GIVEN EXERCISE
For the listing below, give the count of lines containing the string "passants" and nothing else.

========

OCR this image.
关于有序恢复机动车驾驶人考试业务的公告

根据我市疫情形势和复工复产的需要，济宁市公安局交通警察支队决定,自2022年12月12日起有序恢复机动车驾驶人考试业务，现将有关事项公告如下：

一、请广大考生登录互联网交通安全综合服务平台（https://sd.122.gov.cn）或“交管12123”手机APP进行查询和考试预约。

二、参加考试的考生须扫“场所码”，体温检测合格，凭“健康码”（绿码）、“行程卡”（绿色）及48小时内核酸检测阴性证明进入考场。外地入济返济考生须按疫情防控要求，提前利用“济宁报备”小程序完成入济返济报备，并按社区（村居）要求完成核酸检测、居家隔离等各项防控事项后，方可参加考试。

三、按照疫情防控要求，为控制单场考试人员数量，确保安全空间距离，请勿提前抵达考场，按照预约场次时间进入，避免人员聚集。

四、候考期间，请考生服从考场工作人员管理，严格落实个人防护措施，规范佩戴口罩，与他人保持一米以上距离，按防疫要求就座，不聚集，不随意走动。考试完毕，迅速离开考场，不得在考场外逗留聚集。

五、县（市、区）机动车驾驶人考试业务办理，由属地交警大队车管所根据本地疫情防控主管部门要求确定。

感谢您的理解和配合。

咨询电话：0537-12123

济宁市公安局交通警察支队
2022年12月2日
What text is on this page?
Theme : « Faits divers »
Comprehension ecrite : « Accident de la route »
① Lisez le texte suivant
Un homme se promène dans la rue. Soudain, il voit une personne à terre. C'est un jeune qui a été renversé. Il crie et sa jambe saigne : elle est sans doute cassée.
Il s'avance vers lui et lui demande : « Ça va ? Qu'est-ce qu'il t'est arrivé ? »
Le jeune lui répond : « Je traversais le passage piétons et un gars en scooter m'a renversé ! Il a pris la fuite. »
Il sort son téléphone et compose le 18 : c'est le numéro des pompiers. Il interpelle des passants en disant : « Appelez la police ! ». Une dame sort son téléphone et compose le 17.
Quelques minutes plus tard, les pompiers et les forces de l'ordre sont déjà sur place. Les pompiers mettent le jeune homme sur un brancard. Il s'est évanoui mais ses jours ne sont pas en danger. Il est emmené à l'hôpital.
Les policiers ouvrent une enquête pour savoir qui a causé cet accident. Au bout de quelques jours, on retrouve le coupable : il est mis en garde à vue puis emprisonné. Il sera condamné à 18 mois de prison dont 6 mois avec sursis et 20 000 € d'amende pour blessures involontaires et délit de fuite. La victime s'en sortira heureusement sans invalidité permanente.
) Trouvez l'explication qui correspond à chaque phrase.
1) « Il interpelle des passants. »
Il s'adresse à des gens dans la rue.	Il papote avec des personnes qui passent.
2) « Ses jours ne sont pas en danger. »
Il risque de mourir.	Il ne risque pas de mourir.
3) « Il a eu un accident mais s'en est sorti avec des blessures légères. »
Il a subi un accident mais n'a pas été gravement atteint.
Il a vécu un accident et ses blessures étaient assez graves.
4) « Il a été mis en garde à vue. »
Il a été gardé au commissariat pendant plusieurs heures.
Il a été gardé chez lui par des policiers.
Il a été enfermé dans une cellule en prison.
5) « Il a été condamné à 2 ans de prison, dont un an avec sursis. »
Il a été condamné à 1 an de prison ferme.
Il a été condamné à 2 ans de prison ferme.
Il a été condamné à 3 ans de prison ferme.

========

EXERCISE RESULT
2